** Start Source material **

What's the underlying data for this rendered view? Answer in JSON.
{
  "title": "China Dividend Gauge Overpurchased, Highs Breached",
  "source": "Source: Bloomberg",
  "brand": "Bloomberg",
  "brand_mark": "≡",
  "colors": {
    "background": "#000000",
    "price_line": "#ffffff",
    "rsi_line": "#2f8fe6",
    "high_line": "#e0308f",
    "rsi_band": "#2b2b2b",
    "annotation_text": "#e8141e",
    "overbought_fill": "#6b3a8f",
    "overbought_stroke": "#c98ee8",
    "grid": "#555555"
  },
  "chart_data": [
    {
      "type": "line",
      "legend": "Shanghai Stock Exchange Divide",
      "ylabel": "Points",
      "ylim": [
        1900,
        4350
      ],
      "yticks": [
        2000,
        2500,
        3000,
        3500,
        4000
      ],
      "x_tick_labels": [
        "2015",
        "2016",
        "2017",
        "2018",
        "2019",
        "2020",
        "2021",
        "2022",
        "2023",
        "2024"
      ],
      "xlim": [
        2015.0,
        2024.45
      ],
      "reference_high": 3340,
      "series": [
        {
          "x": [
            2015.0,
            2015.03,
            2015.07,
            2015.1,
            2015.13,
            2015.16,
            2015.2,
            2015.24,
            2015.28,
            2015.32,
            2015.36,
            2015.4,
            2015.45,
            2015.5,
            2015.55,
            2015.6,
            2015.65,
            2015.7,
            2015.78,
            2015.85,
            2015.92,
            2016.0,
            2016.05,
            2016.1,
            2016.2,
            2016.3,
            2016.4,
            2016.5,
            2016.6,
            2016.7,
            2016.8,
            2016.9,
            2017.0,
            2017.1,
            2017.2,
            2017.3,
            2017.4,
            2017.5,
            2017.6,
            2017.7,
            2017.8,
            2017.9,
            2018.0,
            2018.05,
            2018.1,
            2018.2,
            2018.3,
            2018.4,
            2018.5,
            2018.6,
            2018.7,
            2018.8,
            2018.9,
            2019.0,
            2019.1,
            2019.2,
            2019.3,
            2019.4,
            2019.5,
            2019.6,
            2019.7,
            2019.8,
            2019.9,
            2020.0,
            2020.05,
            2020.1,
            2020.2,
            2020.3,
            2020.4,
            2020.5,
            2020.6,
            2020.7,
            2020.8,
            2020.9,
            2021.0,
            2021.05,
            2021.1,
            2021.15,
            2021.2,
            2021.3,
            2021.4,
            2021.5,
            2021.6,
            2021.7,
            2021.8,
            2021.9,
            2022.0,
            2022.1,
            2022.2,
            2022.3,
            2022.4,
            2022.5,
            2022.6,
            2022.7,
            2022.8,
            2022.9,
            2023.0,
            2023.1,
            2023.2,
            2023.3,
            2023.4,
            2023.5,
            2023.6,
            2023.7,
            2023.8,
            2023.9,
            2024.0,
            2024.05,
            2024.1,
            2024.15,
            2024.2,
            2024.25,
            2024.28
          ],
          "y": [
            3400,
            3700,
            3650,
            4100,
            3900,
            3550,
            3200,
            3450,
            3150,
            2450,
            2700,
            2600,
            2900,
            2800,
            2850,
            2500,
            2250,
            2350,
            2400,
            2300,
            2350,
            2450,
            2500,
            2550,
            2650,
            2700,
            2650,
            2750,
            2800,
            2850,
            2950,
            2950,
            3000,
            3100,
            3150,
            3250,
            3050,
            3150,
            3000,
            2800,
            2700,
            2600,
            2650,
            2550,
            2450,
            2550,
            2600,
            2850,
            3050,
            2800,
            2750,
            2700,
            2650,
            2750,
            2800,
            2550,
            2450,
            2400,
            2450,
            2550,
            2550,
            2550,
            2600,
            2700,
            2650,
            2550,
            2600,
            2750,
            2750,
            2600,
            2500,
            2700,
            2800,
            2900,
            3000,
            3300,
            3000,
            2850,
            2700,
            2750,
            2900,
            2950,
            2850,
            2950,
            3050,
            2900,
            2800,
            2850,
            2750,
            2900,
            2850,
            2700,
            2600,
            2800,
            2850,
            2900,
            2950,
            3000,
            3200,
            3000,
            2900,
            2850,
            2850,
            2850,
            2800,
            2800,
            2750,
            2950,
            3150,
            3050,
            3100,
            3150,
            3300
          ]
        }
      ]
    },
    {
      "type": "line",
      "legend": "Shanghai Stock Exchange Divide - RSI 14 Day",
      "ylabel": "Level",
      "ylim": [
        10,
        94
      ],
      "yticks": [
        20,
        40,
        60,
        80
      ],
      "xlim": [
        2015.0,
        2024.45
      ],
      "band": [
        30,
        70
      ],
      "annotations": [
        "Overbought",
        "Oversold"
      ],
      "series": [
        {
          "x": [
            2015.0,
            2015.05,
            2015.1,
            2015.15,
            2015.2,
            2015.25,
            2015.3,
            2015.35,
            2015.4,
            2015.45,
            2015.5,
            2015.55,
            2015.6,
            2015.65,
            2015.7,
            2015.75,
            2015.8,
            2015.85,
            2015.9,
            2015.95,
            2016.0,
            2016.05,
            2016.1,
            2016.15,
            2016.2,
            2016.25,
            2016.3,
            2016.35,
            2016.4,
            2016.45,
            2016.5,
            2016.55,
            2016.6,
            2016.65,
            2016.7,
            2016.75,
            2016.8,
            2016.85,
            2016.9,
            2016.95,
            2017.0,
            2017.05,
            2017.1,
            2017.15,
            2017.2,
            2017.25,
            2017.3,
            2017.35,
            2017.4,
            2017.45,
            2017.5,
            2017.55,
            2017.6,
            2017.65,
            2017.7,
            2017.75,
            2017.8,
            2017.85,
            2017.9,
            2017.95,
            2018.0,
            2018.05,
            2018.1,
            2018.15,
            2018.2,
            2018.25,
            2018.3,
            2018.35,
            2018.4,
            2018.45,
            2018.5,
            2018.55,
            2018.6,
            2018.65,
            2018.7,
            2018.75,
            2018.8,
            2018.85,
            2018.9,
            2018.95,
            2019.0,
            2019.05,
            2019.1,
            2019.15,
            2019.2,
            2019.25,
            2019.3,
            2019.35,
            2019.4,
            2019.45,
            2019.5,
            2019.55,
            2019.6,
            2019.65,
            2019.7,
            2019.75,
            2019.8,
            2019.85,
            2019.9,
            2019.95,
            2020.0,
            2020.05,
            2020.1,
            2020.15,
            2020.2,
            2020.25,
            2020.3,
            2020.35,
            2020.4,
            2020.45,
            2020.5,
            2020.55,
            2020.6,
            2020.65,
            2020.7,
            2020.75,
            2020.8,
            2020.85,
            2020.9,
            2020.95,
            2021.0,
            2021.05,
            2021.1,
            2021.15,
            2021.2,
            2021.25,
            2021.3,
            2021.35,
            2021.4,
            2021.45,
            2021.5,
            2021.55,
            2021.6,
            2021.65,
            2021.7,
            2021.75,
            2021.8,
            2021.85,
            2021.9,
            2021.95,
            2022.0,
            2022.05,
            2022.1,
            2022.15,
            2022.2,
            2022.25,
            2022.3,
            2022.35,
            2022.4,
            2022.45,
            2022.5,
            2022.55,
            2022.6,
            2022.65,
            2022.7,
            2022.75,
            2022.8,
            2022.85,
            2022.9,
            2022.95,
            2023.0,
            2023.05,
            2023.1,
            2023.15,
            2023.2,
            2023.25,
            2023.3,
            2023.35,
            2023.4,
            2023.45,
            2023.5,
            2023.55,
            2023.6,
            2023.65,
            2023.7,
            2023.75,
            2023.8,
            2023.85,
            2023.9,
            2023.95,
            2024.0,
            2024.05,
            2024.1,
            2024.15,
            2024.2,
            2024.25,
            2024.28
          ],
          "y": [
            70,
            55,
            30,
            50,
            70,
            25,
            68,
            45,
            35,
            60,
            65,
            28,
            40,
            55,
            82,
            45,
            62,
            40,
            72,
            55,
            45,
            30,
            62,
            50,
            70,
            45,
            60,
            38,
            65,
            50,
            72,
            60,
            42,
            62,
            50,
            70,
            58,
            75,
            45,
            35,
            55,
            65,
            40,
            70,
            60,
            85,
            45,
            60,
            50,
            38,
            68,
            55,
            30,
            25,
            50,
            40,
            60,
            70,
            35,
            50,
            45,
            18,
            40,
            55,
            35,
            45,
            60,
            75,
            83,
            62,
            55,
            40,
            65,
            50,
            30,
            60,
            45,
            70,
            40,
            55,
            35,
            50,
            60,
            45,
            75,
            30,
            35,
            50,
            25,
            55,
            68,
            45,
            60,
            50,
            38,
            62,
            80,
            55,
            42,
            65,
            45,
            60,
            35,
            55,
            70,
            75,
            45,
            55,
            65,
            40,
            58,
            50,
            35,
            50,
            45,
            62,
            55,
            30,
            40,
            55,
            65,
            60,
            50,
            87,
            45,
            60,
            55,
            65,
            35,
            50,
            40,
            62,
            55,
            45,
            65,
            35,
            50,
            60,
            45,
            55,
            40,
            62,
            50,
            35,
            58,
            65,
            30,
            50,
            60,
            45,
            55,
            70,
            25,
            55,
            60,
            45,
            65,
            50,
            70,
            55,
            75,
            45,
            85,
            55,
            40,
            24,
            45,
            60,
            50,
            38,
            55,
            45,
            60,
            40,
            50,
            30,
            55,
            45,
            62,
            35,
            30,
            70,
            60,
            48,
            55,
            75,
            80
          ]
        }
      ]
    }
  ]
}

** End Source material **

▶ **What this task involves**: From the records above, pull out each line that has "Exchange".

▶ **Answer to the problem**:
      "legend": "Shanghai Stock Exchange Divide",
      "legend": "Shanghai Stock Exchange Divide - RSI 14 Day",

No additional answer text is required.